Direction >> Copy the items below word for word, from the first line up to and including the line that contains "bar-bias-goes-16-10 — [556, 434, 568, 471]".

+ + + +

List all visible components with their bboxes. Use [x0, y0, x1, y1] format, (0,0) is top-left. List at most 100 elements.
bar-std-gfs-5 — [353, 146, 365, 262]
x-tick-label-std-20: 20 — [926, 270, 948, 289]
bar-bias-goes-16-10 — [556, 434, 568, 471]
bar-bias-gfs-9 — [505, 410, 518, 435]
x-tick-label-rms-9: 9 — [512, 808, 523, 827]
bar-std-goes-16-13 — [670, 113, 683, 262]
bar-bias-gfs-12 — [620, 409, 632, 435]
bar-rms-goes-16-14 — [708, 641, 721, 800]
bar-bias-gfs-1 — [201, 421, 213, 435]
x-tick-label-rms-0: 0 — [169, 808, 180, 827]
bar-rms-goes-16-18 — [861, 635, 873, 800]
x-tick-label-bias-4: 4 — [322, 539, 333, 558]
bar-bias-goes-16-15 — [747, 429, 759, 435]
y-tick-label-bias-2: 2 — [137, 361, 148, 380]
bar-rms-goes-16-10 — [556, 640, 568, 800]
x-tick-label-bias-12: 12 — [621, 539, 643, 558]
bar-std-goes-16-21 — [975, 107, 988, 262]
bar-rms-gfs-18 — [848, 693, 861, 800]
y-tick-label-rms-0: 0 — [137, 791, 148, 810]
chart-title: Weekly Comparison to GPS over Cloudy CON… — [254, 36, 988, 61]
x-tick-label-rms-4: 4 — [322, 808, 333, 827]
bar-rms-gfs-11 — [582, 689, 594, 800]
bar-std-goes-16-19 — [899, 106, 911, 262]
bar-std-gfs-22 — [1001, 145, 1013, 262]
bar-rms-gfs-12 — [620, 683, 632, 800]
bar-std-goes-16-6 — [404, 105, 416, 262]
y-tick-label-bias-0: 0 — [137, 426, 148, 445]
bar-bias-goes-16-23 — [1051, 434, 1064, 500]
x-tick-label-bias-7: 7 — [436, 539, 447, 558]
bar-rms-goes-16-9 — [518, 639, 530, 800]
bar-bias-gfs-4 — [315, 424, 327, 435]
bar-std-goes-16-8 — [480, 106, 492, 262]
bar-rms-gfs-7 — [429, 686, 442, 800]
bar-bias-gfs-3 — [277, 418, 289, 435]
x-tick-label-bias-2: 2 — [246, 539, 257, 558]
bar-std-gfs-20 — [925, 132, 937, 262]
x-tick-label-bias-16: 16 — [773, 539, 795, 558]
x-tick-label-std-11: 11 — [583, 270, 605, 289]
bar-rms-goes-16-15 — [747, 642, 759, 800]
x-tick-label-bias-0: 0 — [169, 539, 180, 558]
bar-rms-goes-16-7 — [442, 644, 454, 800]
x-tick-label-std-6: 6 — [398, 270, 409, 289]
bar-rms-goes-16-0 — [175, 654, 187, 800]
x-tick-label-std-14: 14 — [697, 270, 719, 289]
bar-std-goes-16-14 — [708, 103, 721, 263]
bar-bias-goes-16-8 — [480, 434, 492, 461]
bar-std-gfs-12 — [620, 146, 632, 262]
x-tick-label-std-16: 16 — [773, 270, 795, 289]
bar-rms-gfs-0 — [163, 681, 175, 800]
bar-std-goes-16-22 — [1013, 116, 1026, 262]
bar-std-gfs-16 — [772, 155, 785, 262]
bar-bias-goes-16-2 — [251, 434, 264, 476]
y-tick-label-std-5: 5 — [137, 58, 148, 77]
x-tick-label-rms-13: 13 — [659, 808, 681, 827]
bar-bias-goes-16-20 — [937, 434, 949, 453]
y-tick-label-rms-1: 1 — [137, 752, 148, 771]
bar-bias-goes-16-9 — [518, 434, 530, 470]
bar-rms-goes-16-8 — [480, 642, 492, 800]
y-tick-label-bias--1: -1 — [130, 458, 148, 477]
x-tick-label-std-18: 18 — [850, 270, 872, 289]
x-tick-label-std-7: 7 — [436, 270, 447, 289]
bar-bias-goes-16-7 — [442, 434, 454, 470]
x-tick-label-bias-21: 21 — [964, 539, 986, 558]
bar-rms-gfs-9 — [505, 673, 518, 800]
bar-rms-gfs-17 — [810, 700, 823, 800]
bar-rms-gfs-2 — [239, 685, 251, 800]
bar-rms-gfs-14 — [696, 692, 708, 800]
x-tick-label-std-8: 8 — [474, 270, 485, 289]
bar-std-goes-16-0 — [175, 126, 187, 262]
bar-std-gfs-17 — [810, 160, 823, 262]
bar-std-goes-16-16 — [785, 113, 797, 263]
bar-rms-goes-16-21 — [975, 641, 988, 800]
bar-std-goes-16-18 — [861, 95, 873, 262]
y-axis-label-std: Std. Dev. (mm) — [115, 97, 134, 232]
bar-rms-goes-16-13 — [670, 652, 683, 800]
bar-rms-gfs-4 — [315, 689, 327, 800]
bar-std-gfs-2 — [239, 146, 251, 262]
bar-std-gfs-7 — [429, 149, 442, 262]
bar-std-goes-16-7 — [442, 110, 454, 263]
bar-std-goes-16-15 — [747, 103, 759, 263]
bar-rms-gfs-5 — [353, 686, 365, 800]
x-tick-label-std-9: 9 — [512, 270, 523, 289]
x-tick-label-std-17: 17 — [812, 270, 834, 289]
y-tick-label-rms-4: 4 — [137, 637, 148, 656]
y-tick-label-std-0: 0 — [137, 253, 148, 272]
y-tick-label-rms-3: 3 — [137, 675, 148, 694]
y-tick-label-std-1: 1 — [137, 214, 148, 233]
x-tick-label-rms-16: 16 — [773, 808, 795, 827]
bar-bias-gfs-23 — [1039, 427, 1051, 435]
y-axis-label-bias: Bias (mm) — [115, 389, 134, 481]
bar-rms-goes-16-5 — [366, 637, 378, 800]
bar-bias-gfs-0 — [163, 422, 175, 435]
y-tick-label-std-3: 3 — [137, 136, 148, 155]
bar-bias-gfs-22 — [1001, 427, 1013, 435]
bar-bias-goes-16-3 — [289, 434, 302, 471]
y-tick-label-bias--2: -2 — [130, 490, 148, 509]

+ + + +

Exercise response >>
List all visible components with their bboxes. Use [x0, y0, x1, y1] format, (0,0) is top-left. List at most 100 elements.
bar-std-gfs-5 — [353, 146, 365, 262]
x-tick-label-std-20: 20 — [926, 270, 948, 289]
bar-bias-goes-16-10 — [556, 434, 568, 471]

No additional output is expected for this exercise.